Return the whole listing exactly as it stands.
>> start INPUT DATA
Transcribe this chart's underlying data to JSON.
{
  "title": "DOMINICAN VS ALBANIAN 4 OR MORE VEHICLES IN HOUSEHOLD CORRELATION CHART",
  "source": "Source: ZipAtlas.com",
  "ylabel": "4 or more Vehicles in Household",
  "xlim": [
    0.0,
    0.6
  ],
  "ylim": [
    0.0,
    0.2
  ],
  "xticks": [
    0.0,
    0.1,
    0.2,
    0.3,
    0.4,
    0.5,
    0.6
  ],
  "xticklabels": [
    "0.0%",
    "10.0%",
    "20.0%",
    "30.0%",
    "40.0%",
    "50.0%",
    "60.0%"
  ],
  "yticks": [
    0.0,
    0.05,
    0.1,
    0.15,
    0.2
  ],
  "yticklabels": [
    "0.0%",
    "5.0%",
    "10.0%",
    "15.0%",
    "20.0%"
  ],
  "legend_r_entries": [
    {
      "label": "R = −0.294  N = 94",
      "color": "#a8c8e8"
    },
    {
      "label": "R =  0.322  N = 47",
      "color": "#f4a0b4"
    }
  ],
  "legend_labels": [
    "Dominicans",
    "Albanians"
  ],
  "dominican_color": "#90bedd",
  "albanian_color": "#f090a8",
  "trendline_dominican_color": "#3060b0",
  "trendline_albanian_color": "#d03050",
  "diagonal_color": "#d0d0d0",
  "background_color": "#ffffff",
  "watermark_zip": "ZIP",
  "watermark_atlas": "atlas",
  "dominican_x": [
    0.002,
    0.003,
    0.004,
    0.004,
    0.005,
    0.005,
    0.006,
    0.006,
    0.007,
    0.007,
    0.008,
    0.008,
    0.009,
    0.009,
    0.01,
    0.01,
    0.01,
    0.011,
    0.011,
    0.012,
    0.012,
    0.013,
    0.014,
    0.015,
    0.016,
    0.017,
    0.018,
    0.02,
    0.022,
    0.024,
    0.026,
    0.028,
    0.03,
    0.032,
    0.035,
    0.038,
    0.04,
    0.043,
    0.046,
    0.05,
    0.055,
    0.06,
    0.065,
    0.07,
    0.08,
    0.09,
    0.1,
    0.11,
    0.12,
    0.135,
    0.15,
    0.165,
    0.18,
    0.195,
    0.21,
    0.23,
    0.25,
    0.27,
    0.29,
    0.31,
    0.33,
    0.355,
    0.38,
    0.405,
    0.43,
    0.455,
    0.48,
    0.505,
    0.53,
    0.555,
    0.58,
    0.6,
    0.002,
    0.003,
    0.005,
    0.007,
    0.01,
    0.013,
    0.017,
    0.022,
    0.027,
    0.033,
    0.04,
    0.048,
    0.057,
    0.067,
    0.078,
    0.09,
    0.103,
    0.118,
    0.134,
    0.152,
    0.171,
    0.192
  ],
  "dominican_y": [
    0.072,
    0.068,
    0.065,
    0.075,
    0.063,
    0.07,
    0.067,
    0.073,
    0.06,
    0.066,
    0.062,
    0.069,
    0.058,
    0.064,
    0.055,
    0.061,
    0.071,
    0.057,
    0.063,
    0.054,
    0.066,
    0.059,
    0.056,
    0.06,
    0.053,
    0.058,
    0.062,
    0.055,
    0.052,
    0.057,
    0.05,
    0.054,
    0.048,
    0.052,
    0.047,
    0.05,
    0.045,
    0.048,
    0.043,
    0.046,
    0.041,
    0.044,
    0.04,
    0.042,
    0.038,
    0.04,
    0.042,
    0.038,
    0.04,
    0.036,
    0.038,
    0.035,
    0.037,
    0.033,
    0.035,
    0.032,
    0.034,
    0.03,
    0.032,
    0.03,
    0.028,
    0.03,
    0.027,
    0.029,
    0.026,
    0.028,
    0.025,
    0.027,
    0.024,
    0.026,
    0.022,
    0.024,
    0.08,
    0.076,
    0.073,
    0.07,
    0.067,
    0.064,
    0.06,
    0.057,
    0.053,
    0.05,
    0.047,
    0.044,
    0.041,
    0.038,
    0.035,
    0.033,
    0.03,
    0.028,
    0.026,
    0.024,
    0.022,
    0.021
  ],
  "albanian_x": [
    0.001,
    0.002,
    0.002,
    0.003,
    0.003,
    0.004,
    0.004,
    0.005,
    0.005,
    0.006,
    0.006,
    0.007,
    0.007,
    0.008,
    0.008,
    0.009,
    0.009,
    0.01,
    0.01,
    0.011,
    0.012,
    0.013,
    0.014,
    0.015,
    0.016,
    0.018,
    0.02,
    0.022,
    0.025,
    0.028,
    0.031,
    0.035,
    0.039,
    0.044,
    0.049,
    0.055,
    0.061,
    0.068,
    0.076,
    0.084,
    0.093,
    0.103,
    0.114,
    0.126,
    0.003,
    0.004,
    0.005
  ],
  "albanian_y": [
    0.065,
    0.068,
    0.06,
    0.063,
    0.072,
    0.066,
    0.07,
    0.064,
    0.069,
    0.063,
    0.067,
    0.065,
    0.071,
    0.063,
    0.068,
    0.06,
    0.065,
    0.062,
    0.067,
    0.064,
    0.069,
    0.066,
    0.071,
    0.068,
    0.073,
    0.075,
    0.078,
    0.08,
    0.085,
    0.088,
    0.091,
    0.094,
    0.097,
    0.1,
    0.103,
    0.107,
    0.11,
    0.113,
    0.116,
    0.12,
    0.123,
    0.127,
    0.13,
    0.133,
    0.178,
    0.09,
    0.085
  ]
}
>> end INPUT DATA
• OUTPUT BELOW
Transcribe this chart's underlying data to JSON.
{
  "title": "DOMINICAN VS ALBANIAN 4 OR MORE VEHICLES IN HOUSEHOLD CORRELATION CHART",
  "source": "Source: ZipAtlas.com",
  "ylabel": "4 or more Vehicles in Household",
  "xlim": [
    0.0,
    0.6
  ],
  "ylim": [
    0.0,
    0.2
  ],
  "xticks": [
    0.0,
    0.1,
    0.2,
    0.3,
    0.4,
    0.5,
    0.6
  ],
  "xticklabels": [
    "0.0%",
    "10.0%",
    "20.0%",
    "30.0%",
    "40.0%",
    "50.0%",
    "60.0%"
  ],
  "yticks": [
    0.0,
    0.05,
    0.1,
    0.15,
    0.2
  ],
  "yticklabels": [
    "0.0%",
    "5.0%",
    "10.0%",
    "15.0%",
    "20.0%"
  ],
  "legend_r_entries": [
    {
      "label": "R = −0.294  N = 94",
      "color": "#a8c8e8"
    },
    {
      "label": "R =  0.322  N = 47",
      "color": "#f4a0b4"
    }
  ],
  "legend_labels": [
    "Dominicans",
    "Albanians"
  ],
  "dominican_color": "#90bedd",
  "albanian_color": "#f090a8",
  "trendline_dominican_color": "#3060b0",
  "trendline_albanian_color": "#d03050",
  "diagonal_color": "#d0d0d0",
  "background_color": "#ffffff",
  "watermark_zip": "ZIP",
  "watermark_atlas": "atlas",
  "dominican_x": [
    0.002,
    0.003,
    0.004,
    0.004,
    0.005,
    0.005,
    0.006,
    0.006,
    0.007,
    0.007,
    0.008,
    0.008,
    0.009,
    0.009,
    0.01,
    0.01,
    0.01,
    0.011,
    0.011,
    0.012,
    0.012,
    0.013,
    0.014,
    0.015,
    0.016,
    0.017,
    0.018,
    0.02,
    0.022,
    0.024,
    0.026,
    0.028,
    0.03,
    0.032,
    0.035,
    0.038,
    0.04,
    0.043,
    0.046,
    0.05,
    0.055,
    0.06,
    0.065,
    0.07,
    0.08,
    0.09,
    0.1,
    0.11,
    0.12,
    0.135,
    0.15,
    0.165,
    0.18,
    0.195,
    0.21,
    0.23,
    0.25,
    0.27,
    0.29,
    0.31,
    0.33,
    0.355,
    0.38,
    0.405,
    0.43,
    0.455,
    0.48,
    0.505,
    0.53,
    0.555,
    0.58,
    0.6,
    0.002,
    0.003,
    0.005,
    0.007,
    0.01,
    0.013,
    0.017,
    0.022,
    0.027,
    0.033,
    0.04,
    0.048,
    0.057,
    0.067,
    0.078,
    0.09,
    0.103,
    0.118,
    0.134,
    0.152,
    0.171,
    0.192
  ],
  "dominican_y": [
    0.072,
    0.068,
    0.065,
    0.075,
    0.063,
    0.07,
    0.067,
    0.073,
    0.06,
    0.066,
    0.062,
    0.069,
    0.058,
    0.064,
    0.055,
    0.061,
    0.071,
    0.057,
    0.063,
    0.054,
    0.066,
    0.059,
    0.056,
    0.06,
    0.053,
    0.058,
    0.062,
    0.055,
    0.052,
    0.057,
    0.05,
    0.054,
    0.048,
    0.052,
    0.047,
    0.05,
    0.045,
    0.048,
    0.043,
    0.046,
    0.041,
    0.044,
    0.04,
    0.042,
    0.038,
    0.04,
    0.042,
    0.038,
    0.04,
    0.036,
    0.038,
    0.035,
    0.037,
    0.033,
    0.035,
    0.032,
    0.034,
    0.03,
    0.032,
    0.03,
    0.028,
    0.03,
    0.027,
    0.029,
    0.026,
    0.028,
    0.025,
    0.027,
    0.024,
    0.026,
    0.022,
    0.024,
    0.08,
    0.076,
    0.073,
    0.07,
    0.067,
    0.064,
    0.06,
    0.057,
    0.053,
    0.05,
    0.047,
    0.044,
    0.041,
    0.038,
    0.035,
    0.033,
    0.03,
    0.028,
    0.026,
    0.024,
    0.022,
    0.021
  ],
  "albanian_x": [
    0.001,
    0.002,
    0.002,
    0.003,
    0.003,
    0.004,
    0.004,
    0.005,
    0.005,
    0.006,
    0.006,
    0.007,
    0.007,
    0.008,
    0.008,
    0.009,
    0.009,
    0.01,
    0.01,
    0.011,
    0.012,
    0.013,
    0.014,
    0.015,
    0.016,
    0.018,
    0.02,
    0.022,
    0.025,
    0.028,
    0.031,
    0.035,
    0.039,
    0.044,
    0.049,
    0.055,
    0.061,
    0.068,
    0.076,
    0.084,
    0.093,
    0.103,
    0.114,
    0.126,
    0.003,
    0.004,
    0.005
  ],
  "albanian_y": [
    0.065,
    0.068,
    0.06,
    0.063,
    0.072,
    0.066,
    0.07,
    0.064,
    0.069,
    0.063,
    0.067,
    0.065,
    0.071,
    0.063,
    0.068,
    0.06,
    0.065,
    0.062,
    0.067,
    0.064,
    0.069,
    0.066,
    0.071,
    0.068,
    0.073,
    0.075,
    0.078,
    0.08,
    0.085,
    0.088,
    0.091,
    0.094,
    0.097,
    0.1,
    0.103,
    0.107,
    0.11,
    0.113,
    0.116,
    0.12,
    0.123,
    0.127,
    0.13,
    0.133,
    0.178,
    0.09,
    0.085
  ]
}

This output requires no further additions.